- INSTRUCTIONS FOR THE TASK:
From the listing below, tally the lines that include "title". Return only the total.

- EXTRACTED RECORDS:
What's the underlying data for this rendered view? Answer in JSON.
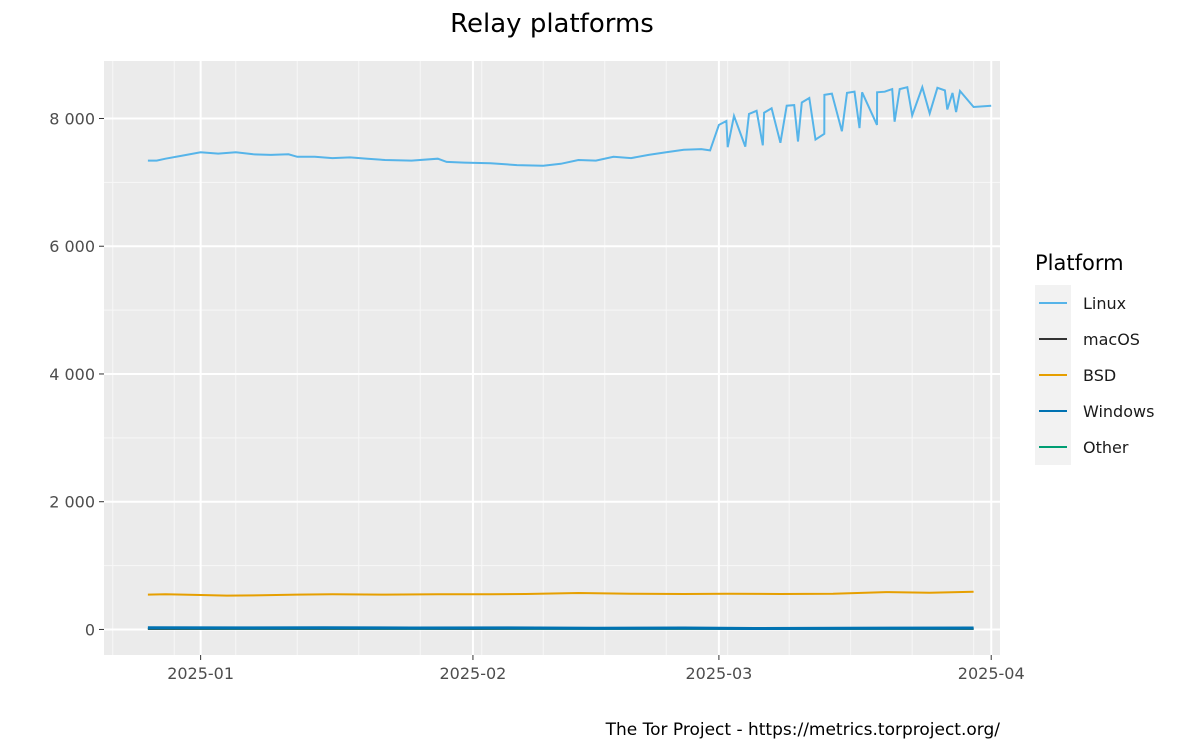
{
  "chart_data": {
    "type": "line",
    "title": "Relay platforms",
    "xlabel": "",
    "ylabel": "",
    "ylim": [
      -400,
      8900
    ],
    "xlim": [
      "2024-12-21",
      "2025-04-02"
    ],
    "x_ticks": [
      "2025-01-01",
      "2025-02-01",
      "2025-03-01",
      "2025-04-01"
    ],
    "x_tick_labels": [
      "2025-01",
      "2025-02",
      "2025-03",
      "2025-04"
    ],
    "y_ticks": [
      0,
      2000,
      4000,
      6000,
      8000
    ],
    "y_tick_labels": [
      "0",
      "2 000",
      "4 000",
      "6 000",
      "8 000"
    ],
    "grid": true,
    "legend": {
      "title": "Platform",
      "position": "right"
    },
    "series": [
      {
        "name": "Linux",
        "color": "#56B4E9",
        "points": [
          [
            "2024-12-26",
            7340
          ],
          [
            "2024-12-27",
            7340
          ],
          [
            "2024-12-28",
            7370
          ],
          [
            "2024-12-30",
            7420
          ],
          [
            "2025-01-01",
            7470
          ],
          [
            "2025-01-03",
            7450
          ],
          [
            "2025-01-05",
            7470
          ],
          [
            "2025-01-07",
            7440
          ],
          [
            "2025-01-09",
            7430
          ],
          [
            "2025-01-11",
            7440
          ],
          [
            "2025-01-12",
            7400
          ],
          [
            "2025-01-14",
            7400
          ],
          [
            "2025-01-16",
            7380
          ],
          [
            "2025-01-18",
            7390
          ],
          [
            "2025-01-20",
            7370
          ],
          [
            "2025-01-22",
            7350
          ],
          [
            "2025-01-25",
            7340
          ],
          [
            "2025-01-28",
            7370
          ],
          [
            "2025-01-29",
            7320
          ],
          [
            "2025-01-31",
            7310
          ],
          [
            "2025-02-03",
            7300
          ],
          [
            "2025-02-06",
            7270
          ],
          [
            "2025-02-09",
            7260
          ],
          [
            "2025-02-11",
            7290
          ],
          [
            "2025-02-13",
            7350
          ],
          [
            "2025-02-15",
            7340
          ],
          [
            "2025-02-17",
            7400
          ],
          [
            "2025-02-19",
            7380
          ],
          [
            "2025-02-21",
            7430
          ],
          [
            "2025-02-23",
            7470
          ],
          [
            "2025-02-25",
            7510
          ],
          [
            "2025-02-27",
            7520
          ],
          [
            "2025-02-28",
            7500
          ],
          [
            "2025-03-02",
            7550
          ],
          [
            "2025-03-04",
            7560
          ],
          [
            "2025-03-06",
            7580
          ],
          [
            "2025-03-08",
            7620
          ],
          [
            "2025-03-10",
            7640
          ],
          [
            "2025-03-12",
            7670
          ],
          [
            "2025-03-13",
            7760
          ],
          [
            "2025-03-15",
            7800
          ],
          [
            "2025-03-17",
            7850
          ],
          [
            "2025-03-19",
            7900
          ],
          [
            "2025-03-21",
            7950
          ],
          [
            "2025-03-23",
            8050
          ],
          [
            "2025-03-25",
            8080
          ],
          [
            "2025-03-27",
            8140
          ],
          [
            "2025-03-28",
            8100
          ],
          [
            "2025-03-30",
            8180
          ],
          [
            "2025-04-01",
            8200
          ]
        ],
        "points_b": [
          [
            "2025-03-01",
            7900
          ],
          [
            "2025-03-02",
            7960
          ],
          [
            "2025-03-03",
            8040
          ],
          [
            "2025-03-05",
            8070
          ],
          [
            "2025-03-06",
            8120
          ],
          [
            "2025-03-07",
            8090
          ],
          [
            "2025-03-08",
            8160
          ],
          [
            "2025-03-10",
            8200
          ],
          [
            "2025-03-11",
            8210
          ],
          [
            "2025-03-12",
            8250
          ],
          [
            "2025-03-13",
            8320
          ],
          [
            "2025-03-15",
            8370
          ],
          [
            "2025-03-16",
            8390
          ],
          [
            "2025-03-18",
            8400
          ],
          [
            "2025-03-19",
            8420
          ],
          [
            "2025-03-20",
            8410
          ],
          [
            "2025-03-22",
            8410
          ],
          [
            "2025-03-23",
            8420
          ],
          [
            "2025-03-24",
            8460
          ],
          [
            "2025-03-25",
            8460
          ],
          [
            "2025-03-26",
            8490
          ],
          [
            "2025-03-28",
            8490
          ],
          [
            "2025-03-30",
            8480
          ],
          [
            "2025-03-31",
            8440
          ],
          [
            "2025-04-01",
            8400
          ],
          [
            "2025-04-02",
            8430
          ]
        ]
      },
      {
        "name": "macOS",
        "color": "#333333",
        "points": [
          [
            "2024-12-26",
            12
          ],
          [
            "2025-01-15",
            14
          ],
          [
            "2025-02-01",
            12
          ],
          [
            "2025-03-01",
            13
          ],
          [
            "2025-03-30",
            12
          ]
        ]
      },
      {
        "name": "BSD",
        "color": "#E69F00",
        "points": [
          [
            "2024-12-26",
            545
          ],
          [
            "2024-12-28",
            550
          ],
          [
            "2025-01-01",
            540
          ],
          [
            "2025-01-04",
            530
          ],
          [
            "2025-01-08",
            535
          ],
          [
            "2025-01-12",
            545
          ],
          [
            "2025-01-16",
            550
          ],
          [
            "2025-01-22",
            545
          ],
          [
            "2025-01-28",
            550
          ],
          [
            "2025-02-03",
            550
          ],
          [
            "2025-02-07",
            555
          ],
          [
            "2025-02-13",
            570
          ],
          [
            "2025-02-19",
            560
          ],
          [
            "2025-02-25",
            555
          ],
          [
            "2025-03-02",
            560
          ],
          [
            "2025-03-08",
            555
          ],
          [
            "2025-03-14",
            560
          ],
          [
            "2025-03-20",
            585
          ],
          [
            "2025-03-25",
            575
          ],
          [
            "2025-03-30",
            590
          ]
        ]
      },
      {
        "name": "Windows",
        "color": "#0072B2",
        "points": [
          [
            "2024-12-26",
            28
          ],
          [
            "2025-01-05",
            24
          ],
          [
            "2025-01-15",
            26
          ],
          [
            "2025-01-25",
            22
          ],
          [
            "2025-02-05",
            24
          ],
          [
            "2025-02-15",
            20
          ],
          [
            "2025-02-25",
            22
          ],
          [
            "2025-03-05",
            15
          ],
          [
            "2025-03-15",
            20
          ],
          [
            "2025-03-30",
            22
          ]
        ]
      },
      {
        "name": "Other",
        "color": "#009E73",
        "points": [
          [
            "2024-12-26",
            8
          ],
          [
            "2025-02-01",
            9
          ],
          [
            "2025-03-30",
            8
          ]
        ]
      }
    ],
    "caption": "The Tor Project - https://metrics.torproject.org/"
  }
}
==
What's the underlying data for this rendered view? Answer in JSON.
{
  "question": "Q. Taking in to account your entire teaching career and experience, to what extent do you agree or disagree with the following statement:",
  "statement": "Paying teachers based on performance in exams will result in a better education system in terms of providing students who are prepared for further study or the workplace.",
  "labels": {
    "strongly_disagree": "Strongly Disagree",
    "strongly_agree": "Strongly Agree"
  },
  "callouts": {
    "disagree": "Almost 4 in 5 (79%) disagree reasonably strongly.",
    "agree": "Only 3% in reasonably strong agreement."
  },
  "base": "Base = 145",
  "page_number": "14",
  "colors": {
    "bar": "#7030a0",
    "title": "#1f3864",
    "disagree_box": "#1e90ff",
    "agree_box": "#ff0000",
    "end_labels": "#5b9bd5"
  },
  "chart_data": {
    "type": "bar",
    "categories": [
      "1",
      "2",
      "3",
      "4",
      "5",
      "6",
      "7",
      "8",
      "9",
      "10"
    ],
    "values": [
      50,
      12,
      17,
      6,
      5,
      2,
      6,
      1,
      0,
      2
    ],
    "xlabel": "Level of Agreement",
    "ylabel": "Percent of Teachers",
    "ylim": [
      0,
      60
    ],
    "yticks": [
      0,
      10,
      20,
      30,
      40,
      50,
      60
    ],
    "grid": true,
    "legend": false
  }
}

- THE RESPONSE:
3